The task
Reproduce all of the material word for word.
>>>>>
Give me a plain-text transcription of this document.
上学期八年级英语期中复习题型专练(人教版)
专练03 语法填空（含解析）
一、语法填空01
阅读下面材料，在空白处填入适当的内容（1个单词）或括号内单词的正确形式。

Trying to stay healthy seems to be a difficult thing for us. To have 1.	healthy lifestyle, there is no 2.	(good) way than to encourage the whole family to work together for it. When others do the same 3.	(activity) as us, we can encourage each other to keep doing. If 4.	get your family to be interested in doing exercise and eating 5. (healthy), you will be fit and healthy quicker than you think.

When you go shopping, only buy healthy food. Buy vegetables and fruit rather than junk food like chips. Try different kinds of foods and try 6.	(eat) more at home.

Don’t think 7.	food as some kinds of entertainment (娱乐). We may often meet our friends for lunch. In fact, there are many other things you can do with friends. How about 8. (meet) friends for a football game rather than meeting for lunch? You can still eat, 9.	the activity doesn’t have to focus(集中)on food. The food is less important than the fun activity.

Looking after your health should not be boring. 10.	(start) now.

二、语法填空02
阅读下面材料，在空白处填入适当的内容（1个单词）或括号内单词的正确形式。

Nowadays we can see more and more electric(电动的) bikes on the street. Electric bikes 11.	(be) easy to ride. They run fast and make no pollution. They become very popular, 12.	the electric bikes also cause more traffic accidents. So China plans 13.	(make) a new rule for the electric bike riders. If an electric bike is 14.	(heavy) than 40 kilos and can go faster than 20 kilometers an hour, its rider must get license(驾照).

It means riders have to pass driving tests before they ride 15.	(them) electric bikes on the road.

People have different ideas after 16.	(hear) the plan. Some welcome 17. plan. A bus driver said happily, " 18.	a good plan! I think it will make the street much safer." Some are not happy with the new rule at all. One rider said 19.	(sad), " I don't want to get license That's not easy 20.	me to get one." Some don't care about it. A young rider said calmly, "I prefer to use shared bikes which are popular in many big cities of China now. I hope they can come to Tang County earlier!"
<<<<<
Output of the task
Give me a plain-text transcription of this document.
上学期八年级英语期中复习题型专练(人教版)
专练03 语法填空（含解析）
一、语法填空01
阅读下面材料，在空白处填入适当的内容（1个单词）或括号内单词的正确形式。

Trying to stay healthy seems to be a difficult thing for us. To have 1.	healthy lifestyle, there is no 2.	(good) way than to encourage the whole family to work together for it. When others do the same 3.	(activity) as us, we can encourage each other to keep doing. If 4.	get your family to be interested in doing exercise and eating 5. (healthy), you will be fit and healthy quicker than you think.

When you go shopping, only buy healthy food. Buy vegetables and fruit rather than junk food like chips. Try different kinds of foods and try 6.	(eat) more at home.

Don’t think 7.	food as some kinds of entertainment (娱乐). We may often meet our friends for lunch. In fact, there are many other things you can do with friends. How about 8. (meet) friends for a football game rather than meeting for lunch? You can still eat, 9.	the activity doesn’t have to focus(集中)on food. The food is less important than the fun activity.

Looking after your health should not be boring. 10.	(start) now.

二、语法填空02
阅读下面材料，在空白处填入适当的内容（1个单词）或括号内单词的正确形式。

Nowadays we can see more and more electric(电动的) bikes on the street. Electric bikes 11.	(be) easy to ride. They run fast and make no pollution. They become very popular, 12.	the electric bikes also cause more traffic accidents. So China plans 13.	(make) a new rule for the electric bike riders. If an electric bike is 14.	(heavy) than 40 kilos and can go faster than 20 kilometers an hour, its rider must get license(驾照).

It means riders have to pass driving tests before they ride 15.	(them) electric bikes on the road.

People have different ideas after 16.	(hear) the plan. Some welcome 17. plan. A bus driver said happily, " 18.	a good plan! I think it will make the street much safer." Some are not happy with the new rule at all. One rider said 19.	(sad), " I don't want to get license That's not easy 20.	me to get one." Some don't care about it. A young rider said calmly, "I prefer to use shared bikes which are popular in many big cities of China now. I hope they can come to Tang County earlier!"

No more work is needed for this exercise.